## What to work on
Answer these questions from the Goldin v. Goldin opinion:
(a) Which court decided the case, and on what date?
(b) In what city did the parties meet, and in what years?
(c) To what town did the Goldins move in 1958?

## Quoted text
Goldin v. Goldin

Annotate this Case

48 Md. App. 154 (1981)

426 A.2d 410


No. 879, September Term, 1980.

Court of Special Appeals of Maryland.

Decided March 5, 1981.

The cause was argued before GILBERT, C.J., and THOMPSON and WEANT, JJ.

Bryan Renehan, with whom were Brodsky, Greenblatt & Renehan on the brief, for appellant.

William Bogen, with whom were Bogen, Yavener & Berman on the brief, for appellee.

GILBERT, C.J., delivered the opinion of the Court.

*155 "Marriages," John Lyly[1] penned, "are made in Heaven and consummated on earth."[2] No problem exists in the matter before us as to the consummation of the "marriage." What we are concerned with is whether Pennsylvania is part of Heaven.

The Circuit Court for Montgomery County (Shearin, J.) found that no marriage existed between Dorothy M. Goldin, appellant, and Milton Goldin, appellee. Accordingly, Judge Shearin dismissed Mrs. Goldin's bill of complaint for a divorce a mensa et thoro. Understandably perturbed by the ruling of the chancellor, Mrs. Goldin has carried her cause to this Court. Here, she asserts the circuit court erred in holding that she had "not proven a common-law marriage" to the appellee.


This domestic drama began in Buffalo, New York, in 1954 or 1955 when the parties met at "some of the bowling functions." Each of the two litigants was married at the time, but not to each other. They "entered into a relationship."

In 1956 Mrs. Goldin obtained an annulment of her marriage to Mr. Williams. Legally, she was free to remarry, but satisfying legal niceties did not solve the religious problems confronting her. Mr. Goldin obtained a divorce from his former spouse. At that time he had converted his faith from Judaism to Catholicism. He testified that inasmuch as he had entered into a marital status with his former wife prior to his conversion, the divorce from her left him "free to marry in the Catholic theology."

The Goldins moved to Falls Church, Virginia, in 1958. They were advised that Mrs. Goldin "was not free to be married" in the eyes of the Catholic Church. Mrs. Goldin told Judge Shearin that a priest "suggested that if we were going to live in the same house, we would have the choice of two options: [(1)] we could either enter [into] a civil marriage, *156 leave the Catholic faith, and hope and pray that we could conditions would change and we could re-enter the faith or [(2)] we could attempt to live as brother and sister, which meant living in the same house avoiding the appearance of scandal, which meant assuming the Mr. and Mrs. name,[[3]] but having no intimate relationship."

The parties opted for the latter choice. Apparently, they were unsuccessful in their attempt because two children were born to them.

Mr. Goldin related that when their son was born, a discussion was had over "whether or not we should leave the church, enter into a marriage condition, and at that time Dorothy [Mrs. Goldin] was not willing to do that."

Mrs. Goldin testified that while she considered herself "married" to Mr. Goldin, she did not enter into a civil marriage ceremony with him because of her religious beliefs. Moreover, whenever Mr. Goldin proposed marriage she would respond that they "were married."

## Stored data
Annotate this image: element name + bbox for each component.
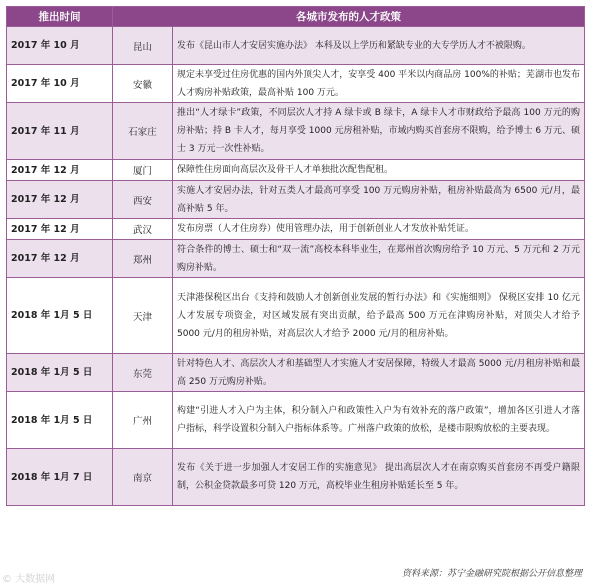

## Response to the exercise
(a) The Court of Special Appeals of Maryland decided it on March 5, 1981.
(b) They met in Buffalo, New York, in 1954 or 1955.
(c) They moved to Falls Church, Virginia.